# start of DATA LISTING
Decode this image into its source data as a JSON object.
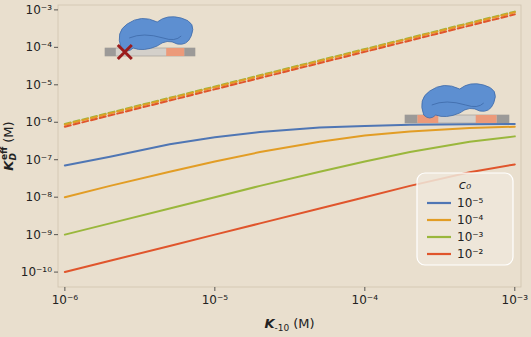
{
  "chart_data": {
    "type": "line",
    "log": true,
    "grid": false,
    "legend": "lower-right",
    "legend_title": "c₀",
    "xlabel": {
      "symbol": "K",
      "subscript": "-10",
      "unit": "(M)"
    },
    "ylabel": {
      "symbol": "K",
      "subscript": "D",
      "superscript": "eff",
      "unit": "(M)"
    },
    "xlim": [
      9e-07,
      0.0011
    ],
    "ylim": [
      4e-11,
      0.00135
    ],
    "xticks": [
      {
        "value": 1e-06,
        "label": "10⁻⁶"
      },
      {
        "value": 1e-05,
        "label": "10⁻⁵"
      },
      {
        "value": 0.0001,
        "label": "10⁻⁴"
      },
      {
        "value": 0.001,
        "label": "10⁻³"
      }
    ],
    "yticks": [
      {
        "value": 1e-10,
        "label": "10⁻¹⁰"
      },
      {
        "value": 1e-09,
        "label": "10⁻⁹"
      },
      {
        "value": 1e-08,
        "label": "10⁻⁸"
      },
      {
        "value": 1e-07,
        "label": "10⁻⁷"
      },
      {
        "value": 1e-06,
        "label": "10⁻⁶"
      },
      {
        "value": 1e-05,
        "label": "10⁻⁵"
      },
      {
        "value": 0.0001,
        "label": "10⁻⁴"
      },
      {
        "value": 0.001,
        "label": "10⁻³"
      }
    ],
    "series": [
      {
        "name": "10⁻⁵",
        "color": "#4f76b4",
        "line_style": "solid",
        "x": [
          1e-06,
          2e-06,
          5e-06,
          1e-05,
          2e-05,
          5e-05,
          0.0001,
          0.0002,
          0.0005,
          0.001
        ],
        "values": [
          7e-08,
          1.2e-07,
          2.6e-07,
          4e-07,
          5.5e-07,
          7.2e-07,
          8e-07,
          8.6e-07,
          8.9e-07,
          9e-07
        ]
      },
      {
        "name": "10⁻⁴",
        "color": "#e29d25",
        "line_style": "solid",
        "x": [
          1e-06,
          2e-06,
          5e-06,
          1e-05,
          2e-05,
          5e-05,
          0.0001,
          0.0002,
          0.0005,
          0.001
        ],
        "values": [
          1e-08,
          2e-08,
          4.8e-08,
          9e-08,
          1.6e-07,
          3e-07,
          4.4e-07,
          5.7e-07,
          7e-07,
          7.6e-07
        ]
      },
      {
        "name": "10⁻³",
        "color": "#9ab73c",
        "line_style": "solid",
        "x": [
          1e-06,
          2e-06,
          5e-06,
          1e-05,
          2e-05,
          5e-05,
          0.0001,
          0.0002,
          0.0005,
          0.001
        ],
        "values": [
          1e-09,
          2e-09,
          5e-09,
          1e-08,
          2e-08,
          4.8e-08,
          9e-08,
          1.6e-07,
          3e-07,
          4.2e-07
        ]
      },
      {
        "name": "10⁻²",
        "color": "#e0552c",
        "line_style": "solid",
        "x": [
          1e-06,
          2e-06,
          5e-06,
          1e-05,
          2e-05,
          5e-05,
          0.0001,
          0.0002,
          0.0005,
          0.001
        ],
        "values": [
          1e-10,
          2e-10,
          5e-10,
          1e-09,
          2e-09,
          5e-09,
          1e-08,
          2e-08,
          4.6e-08,
          7.5e-08
        ]
      },
      {
        "color": "#9ab73c",
        "line_style": "dashed",
        "x": [
          1e-06,
          0.001
        ],
        "values": [
          9e-07,
          0.0009
        ]
      },
      {
        "color": "#e29d25",
        "line_style": "dashed",
        "x": [
          1e-06,
          0.001
        ],
        "values": [
          8.6e-07,
          0.00086
        ]
      },
      {
        "color": "#e0552c",
        "line_style": "dashed",
        "x": [
          1e-06,
          0.001
        ],
        "values": [
          7.6e-07,
          0.00076
        ]
      }
    ]
  }
}
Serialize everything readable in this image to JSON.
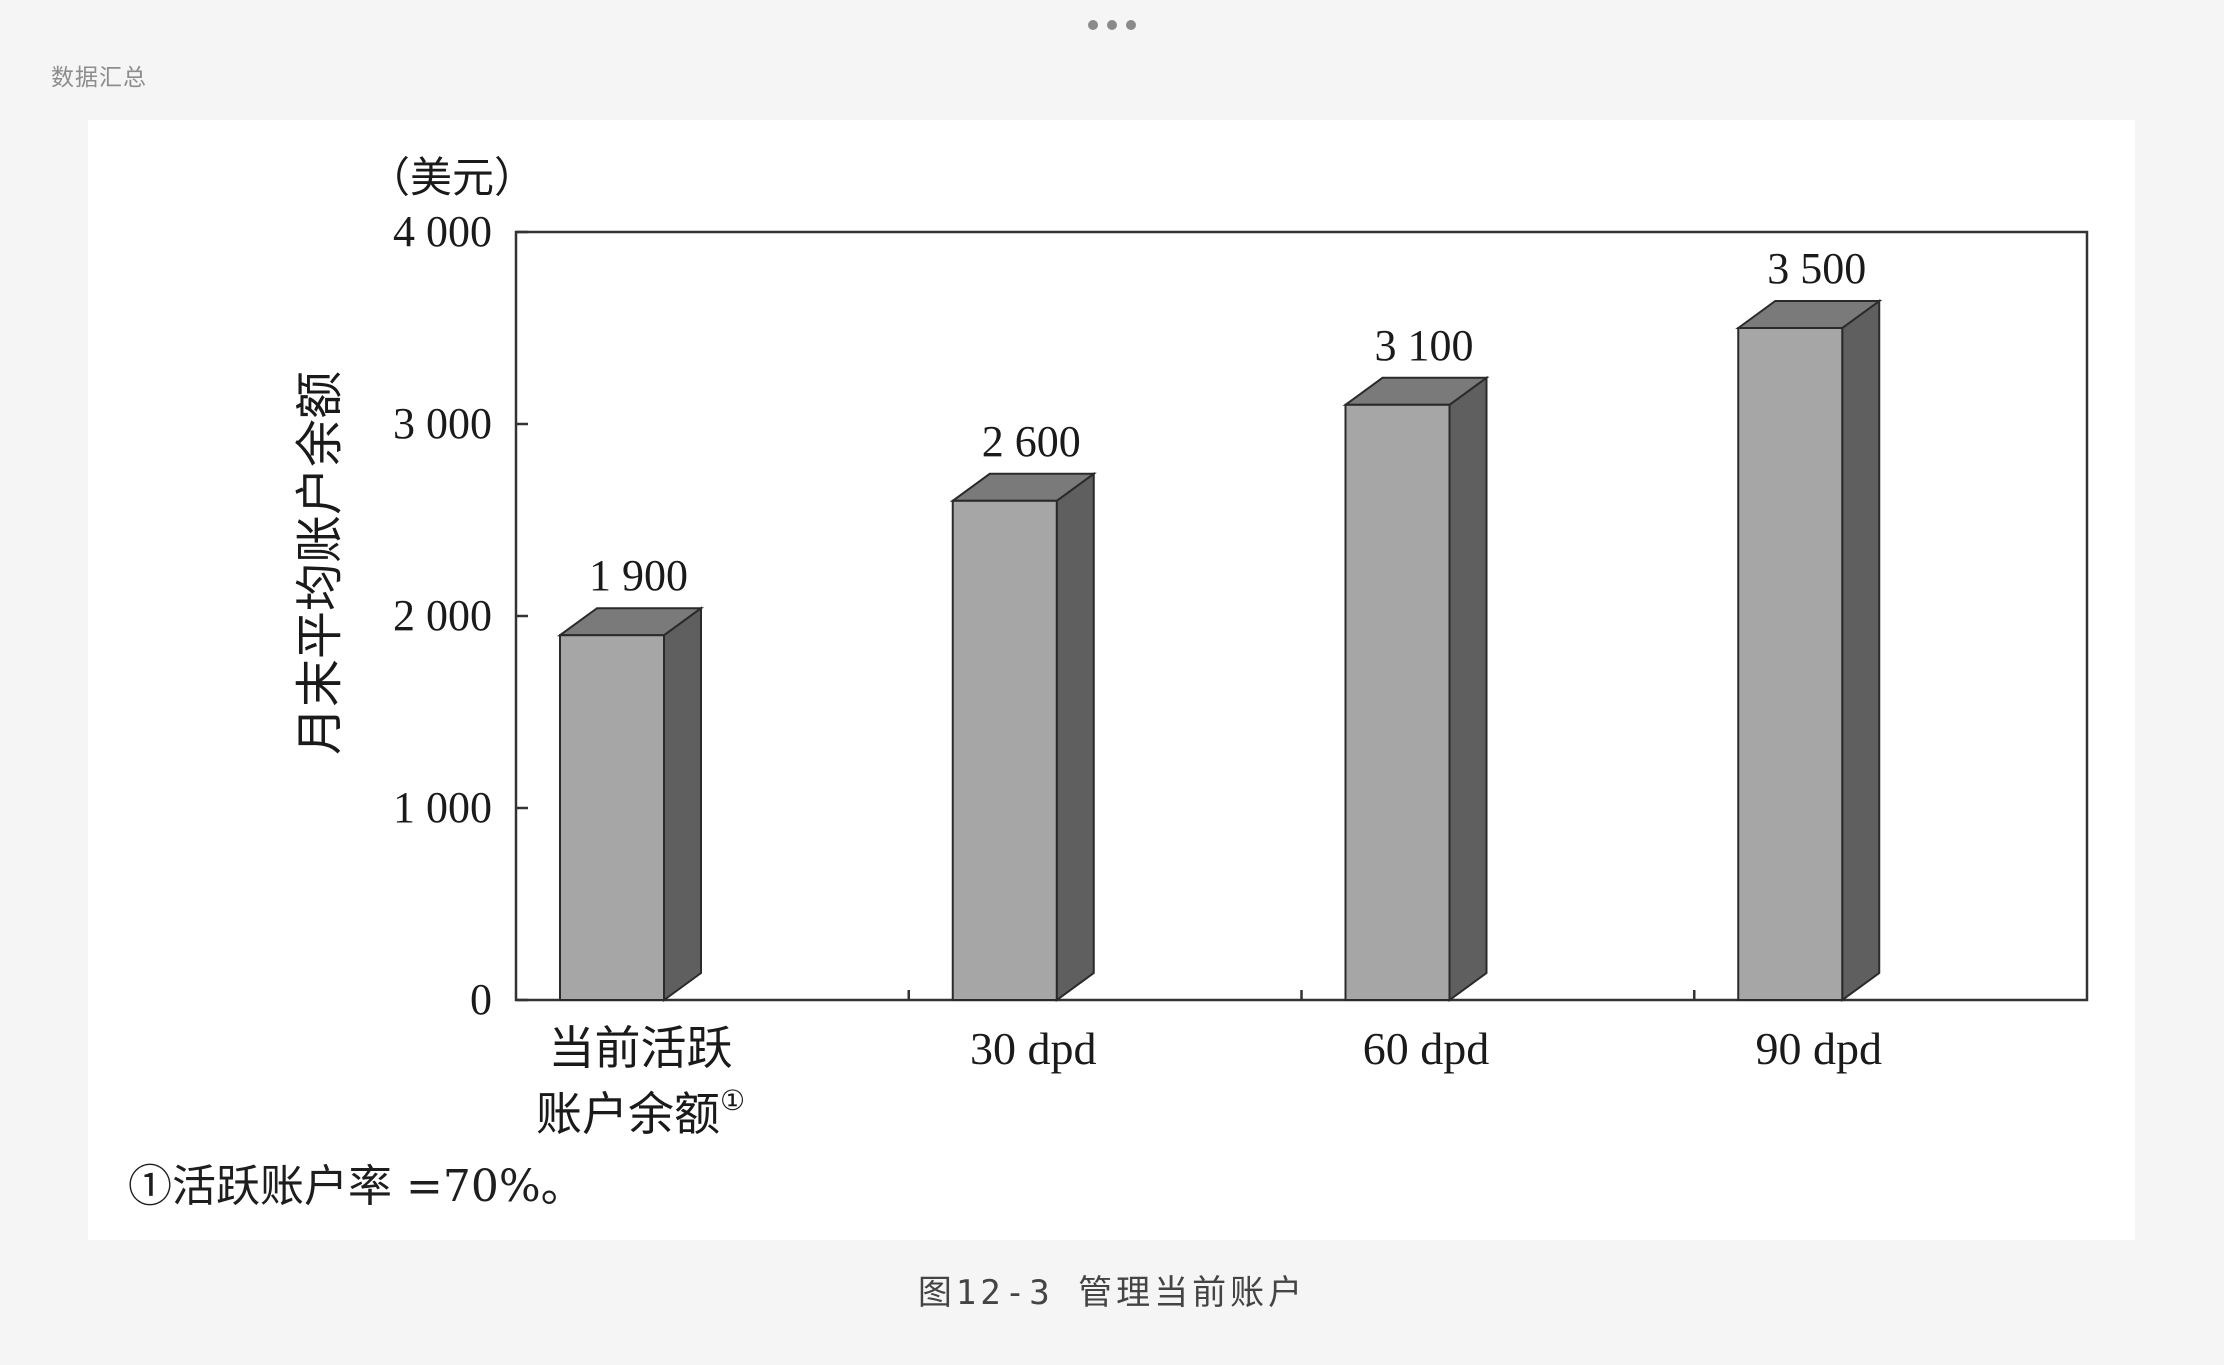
{
  "header": {
    "section_label": "数据汇总"
  },
  "figure": {
    "caption": "图12-3 管理当前账户",
    "footnote": "①活跃账户率 =70%。"
  },
  "colors": {
    "bar_front": "#a6a6a6",
    "bar_side": "#5f5f5f",
    "bar_top": "#7a7a7a",
    "axis": "#333333"
  },
  "chart_data": {
    "type": "bar",
    "style": "3d",
    "ylabel": "月末平均账户余额",
    "yunit": "（美元）",
    "ylim": [
      0,
      4000
    ],
    "yticks": [
      {
        "value": 0,
        "label": "0"
      },
      {
        "value": 1000,
        "label": "1 000"
      },
      {
        "value": 2000,
        "label": "2 000"
      },
      {
        "value": 3000,
        "label": "3 000"
      },
      {
        "value": 4000,
        "label": "4 000"
      }
    ],
    "categories": [
      {
        "lines": [
          "当前活跃",
          "账户余额"
        ],
        "sup": "①"
      },
      {
        "lines": [
          "30 dpd"
        ],
        "sup": ""
      },
      {
        "lines": [
          "60 dpd"
        ],
        "sup": ""
      },
      {
        "lines": [
          "90 dpd"
        ],
        "sup": ""
      }
    ],
    "values": [
      1900,
      2600,
      3100,
      3500
    ],
    "value_labels": [
      "1 900",
      "2 600",
      "3 100",
      "3 500"
    ],
    "grid": false,
    "legend": "none"
  }
}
# end of DATA LISTING
● **TASK PROMPT**:
Copy, from the material above, each line in which the string "image" occurs.

● **SOLVED EXERCISE**:
Decode this image into its source data as a JSON object.
Serialize everything readable in this image to JSON.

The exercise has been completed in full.